[Entries with figure data]

## Begin

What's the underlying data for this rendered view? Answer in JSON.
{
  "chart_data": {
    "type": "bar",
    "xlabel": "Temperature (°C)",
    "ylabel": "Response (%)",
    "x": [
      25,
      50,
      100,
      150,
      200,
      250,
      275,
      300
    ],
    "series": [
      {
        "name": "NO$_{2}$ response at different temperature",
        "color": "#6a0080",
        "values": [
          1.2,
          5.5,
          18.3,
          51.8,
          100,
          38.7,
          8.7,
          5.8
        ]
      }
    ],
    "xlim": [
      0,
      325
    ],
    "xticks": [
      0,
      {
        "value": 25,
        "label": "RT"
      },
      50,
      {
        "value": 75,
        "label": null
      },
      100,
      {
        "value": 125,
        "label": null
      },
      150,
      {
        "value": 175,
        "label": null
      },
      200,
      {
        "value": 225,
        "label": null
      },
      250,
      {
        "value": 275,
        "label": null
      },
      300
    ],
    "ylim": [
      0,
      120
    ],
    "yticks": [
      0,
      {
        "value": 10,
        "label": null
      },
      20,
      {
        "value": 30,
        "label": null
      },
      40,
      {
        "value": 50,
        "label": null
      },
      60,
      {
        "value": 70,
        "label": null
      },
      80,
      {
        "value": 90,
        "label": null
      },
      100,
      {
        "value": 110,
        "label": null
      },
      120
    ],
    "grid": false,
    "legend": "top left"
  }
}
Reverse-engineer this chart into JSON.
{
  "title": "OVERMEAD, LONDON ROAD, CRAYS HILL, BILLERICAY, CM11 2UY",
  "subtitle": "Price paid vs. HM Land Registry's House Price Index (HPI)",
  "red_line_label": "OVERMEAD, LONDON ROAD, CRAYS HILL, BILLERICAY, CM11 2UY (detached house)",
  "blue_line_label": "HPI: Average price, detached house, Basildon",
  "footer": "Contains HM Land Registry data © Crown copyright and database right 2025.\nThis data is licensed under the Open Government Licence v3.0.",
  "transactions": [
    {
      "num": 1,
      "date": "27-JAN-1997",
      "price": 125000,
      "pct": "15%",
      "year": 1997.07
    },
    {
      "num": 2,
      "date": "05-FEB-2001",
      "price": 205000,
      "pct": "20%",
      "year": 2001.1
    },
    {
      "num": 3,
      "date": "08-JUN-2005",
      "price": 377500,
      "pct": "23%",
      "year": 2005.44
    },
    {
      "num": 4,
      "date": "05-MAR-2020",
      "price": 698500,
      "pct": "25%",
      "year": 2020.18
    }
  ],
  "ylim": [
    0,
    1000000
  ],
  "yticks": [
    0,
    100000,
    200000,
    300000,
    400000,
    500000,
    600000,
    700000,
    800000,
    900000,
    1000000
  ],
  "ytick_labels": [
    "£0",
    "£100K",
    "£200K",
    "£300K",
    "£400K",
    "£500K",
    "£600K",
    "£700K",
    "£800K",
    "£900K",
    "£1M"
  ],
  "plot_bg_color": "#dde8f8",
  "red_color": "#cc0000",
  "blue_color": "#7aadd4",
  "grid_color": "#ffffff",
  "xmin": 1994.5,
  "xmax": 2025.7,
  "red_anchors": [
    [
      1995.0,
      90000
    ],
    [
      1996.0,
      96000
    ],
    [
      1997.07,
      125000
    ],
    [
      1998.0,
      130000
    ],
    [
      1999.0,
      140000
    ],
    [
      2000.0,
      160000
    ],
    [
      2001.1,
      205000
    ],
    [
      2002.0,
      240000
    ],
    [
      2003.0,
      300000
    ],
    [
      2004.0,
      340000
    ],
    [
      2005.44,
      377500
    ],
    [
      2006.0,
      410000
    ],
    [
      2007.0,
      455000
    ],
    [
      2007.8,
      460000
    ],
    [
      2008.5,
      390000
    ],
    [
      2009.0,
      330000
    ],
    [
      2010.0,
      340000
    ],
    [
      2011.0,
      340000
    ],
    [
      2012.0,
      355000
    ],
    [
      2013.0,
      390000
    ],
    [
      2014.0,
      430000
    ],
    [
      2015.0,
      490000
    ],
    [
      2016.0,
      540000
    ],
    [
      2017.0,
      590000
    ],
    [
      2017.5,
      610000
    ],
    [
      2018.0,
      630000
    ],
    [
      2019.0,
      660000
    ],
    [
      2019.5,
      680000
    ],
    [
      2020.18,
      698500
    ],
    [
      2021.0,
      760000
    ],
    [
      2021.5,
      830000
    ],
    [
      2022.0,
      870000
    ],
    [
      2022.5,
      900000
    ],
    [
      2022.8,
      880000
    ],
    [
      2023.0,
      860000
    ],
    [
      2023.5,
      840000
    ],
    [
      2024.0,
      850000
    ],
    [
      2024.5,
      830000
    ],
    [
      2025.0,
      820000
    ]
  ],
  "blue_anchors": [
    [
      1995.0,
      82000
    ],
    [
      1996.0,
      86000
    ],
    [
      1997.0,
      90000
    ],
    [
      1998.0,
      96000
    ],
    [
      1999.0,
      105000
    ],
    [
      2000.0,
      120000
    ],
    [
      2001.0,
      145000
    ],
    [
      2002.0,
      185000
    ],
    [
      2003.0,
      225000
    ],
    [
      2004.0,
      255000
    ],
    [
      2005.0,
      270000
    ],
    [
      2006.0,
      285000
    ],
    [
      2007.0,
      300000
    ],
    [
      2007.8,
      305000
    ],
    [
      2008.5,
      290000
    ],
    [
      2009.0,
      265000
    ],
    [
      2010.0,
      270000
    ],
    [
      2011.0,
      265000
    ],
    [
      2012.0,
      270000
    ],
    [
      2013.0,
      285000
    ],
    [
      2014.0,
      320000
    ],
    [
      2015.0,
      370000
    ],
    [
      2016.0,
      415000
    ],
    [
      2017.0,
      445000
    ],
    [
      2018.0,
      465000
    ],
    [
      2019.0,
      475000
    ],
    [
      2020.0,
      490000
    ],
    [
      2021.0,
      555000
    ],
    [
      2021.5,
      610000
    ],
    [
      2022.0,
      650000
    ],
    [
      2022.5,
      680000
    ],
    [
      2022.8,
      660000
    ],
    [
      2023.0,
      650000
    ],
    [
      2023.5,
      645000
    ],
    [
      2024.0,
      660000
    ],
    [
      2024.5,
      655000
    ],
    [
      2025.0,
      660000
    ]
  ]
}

## End

**EXERCISE BRIEF:** Make an exact copy of the listing, including every line.

**WORKED ANSWER:**
What's the underlying data for this rendered view? Answer in JSON.
{
  "chart_data": {
    "type": "bar",
    "xlabel": "Temperature (°C)",
    "ylabel": "Response (%)",
    "x": [
      25,
      50,
      100,
      150,
      200,
      250,
      275,
      300
    ],
    "series": [
      {
        "name": "NO$_{2}$ response at different temperature",
        "color": "#6a0080",
        "values": [
          1.2,
          5.5,
          18.3,
          51.8,
          100,
          38.7,
          8.7,
          5.8
        ]
      }
    ],
    "xlim": [
      0,
      325
    ],
    "xticks": [
      0,
      {
        "value": 25,
        "label": "RT"
      },
      50,
      {
        "value": 75,
        "label": null
      },
      100,
      {
        "value": 125,
        "label": null
      },
      150,
      {
        "value": 175,
        "label": null
      },
      200,
      {
        "value": 225,
        "label": null
      },
      250,
      {
        "value": 275,
        "label": null
      },
      300
    ],
    "ylim": [
      0,
      120
    ],
    "yticks": [
      0,
      {
        "value": 10,
        "label": null
      },
      20,
      {
        "value": 30,
        "label": null
      },
      40,
      {
        "value": 50,
        "label": null
      },
      60,
      {
        "value": 70,
        "label": null
      },
      80,
      {
        "value": 90,
        "label": null
      },
      100,
      {
        "value": 110,
        "label": null
      },
      120
    ],
    "grid": false,
    "legend": "top left"
  }
}
Reverse-engineer this chart into JSON.
{
  "title": "OVERMEAD, LONDON ROAD, CRAYS HILL, BILLERICAY, CM11 2UY",
  "subtitle": "Price paid vs. HM Land Registry's House Price Index (HPI)",
  "red_line_label": "OVERMEAD, LONDON ROAD, CRAYS HILL, BILLERICAY, CM11 2UY (detached house)",
  "blue_line_label": "HPI: Average price, detached house, Basildon",
  "footer": "Contains HM Land Registry data © Crown copyright and database right 2025.\nThis data is licensed under the Open Government Licence v3.0.",
  "transactions": [
    {
      "num": 1,
      "date": "27-JAN-1997",
      "price": 125000,
      "pct": "15%",
      "year": 1997.07
    },
    {
      "num": 2,
      "date": "05-FEB-2001",
      "price": 205000,
      "pct": "20%",
      "year": 2001.1
    },
    {
      "num": 3,
      "date": "08-JUN-2005",
      "price": 377500,
      "pct": "23%",
      "year": 2005.44
    },
    {
      "num": 4,
      "date": "05-MAR-2020",
      "price": 698500,
      "pct": "25%",
      "year": 2020.18
    }
  ],
  "ylim": [
    0,
    1000000
  ],
  "yticks": [
    0,
    100000,
    200000,
    300000,
    400000,
    500000,
    600000,
    700000,
    800000,
    900000,
    1000000
  ],
  "ytick_labels": [
    "£0",
    "£100K",
    "£200K",
    "£300K",
    "£400K",
    "£500K",
    "£600K",
    "£700K",
    "£800K",
    "£900K",
    "£1M"
  ],
  "plot_bg_color": "#dde8f8",
  "red_color": "#cc0000",
  "blue_color": "#7aadd4",
  "grid_color": "#ffffff",
  "xmin": 1994.5,
  "xmax": 2025.7,
  "red_anchors": [
    [
      1995.0,
      90000
    ],
    [
      1996.0,
      96000
    ],
    [
      1997.07,
      125000
    ],
    [
      1998.0,
      130000
    ],
    [
      1999.0,
      140000
    ],
    [
      2000.0,
      160000
    ],
    [
      2001.1,
      205000
    ],
    [
      2002.0,
      240000
    ],
    [
      2003.0,
      300000
    ],
    [
      2004.0,
      340000
    ],
    [
      2005.44,
      377500
    ],
    [
      2006.0,
      410000
    ],
    [
      2007.0,
      455000
    ],
    [
      2007.8,
      460000
    ],
    [
      2008.5,
      390000
    ],
    [
      2009.0,
      330000
    ],
    [
      2010.0,
      340000
    ],
    [
      2011.0,
      340000
    ],
    [
      2012.0,
      355000
    ],
    [
      2013.0,
      390000
    ],
    [
      2014.0,
      430000
    ],
    [
      2015.0,
      490000
    ],
    [
      2016.0,
      540000
    ],
    [
      2017.0,
      590000
    ],
    [
      2017.5,
      610000
    ],
    [
      2018.0,
      630000
    ],
    [
      2019.0,
      660000
    ],
    [
      2019.5,
      680000
    ],
    [
      2020.18,
      698500
    ],
    [
      2021.0,
      760000
    ],
    [
      2021.5,
      830000
    ],
    [
      2022.0,
      870000
    ],
    [
      2022.5,
      900000
    ],
    [
      2022.8,
      880000
    ],
    [
      2023.0,
      860000
    ],
    [
      2023.5,
      840000
    ],
    [
      2024.0,
      850000
    ],
    [
      2024.5,
      830000
    ],
    [
      2025.0,
      820000
    ]
  ],
  "blue_anchors": [
    [
      1995.0,
      82000
    ],
    [
      1996.0,
      86000
    ],
    [
      1997.0,
      90000
    ],
    [
      1998.0,
      96000
    ],
    [
      1999.0,
      105000
    ],
    [
      2000.0,
      120000
    ],
    [
      2001.0,
      145000
    ],
    [
      2002.0,
      185000
    ],
    [
      2003.0,
      225000
    ],
    [
      2004.0,
      255000
    ],
    [
      2005.0,
      270000
    ],
    [
      2006.0,
      285000
    ],
    [
      2007.0,
      300000
    ],
    [
      2007.8,
      305000
    ],
    [
      2008.5,
      290000
    ],
    [
      2009.0,
      265000
    ],
    [
      2010.0,
      270000
    ],
    [
      2011.0,
      265000
    ],
    [
      2012.0,
      270000
    ],
    [
      2013.0,
      285000
    ],
    [
      2014.0,
      320000
    ],
    [
      2015.0,
      370000
    ],
    [
      2016.0,
      415000
    ],
    [
      2017.0,
      445000
    ],
    [
      2018.0,
      465000
    ],
    [
      2019.0,
      475000
    ],
    [
      2020.0,
      490000
    ],
    [
      2021.0,
      555000
    ],
    [
      2021.5,
      610000
    ],
    [
      2022.0,
      650000
    ],
    [
      2022.5,
      680000
    ],
    [
      2022.8,
      660000
    ],
    [
      2023.0,
      650000
    ],
    [
      2023.5,
      645000
    ],
    [
      2024.0,
      660000
    ],
    [
      2024.5,
      655000
    ],
    [
      2025.0,
      660000
    ]
  ]
}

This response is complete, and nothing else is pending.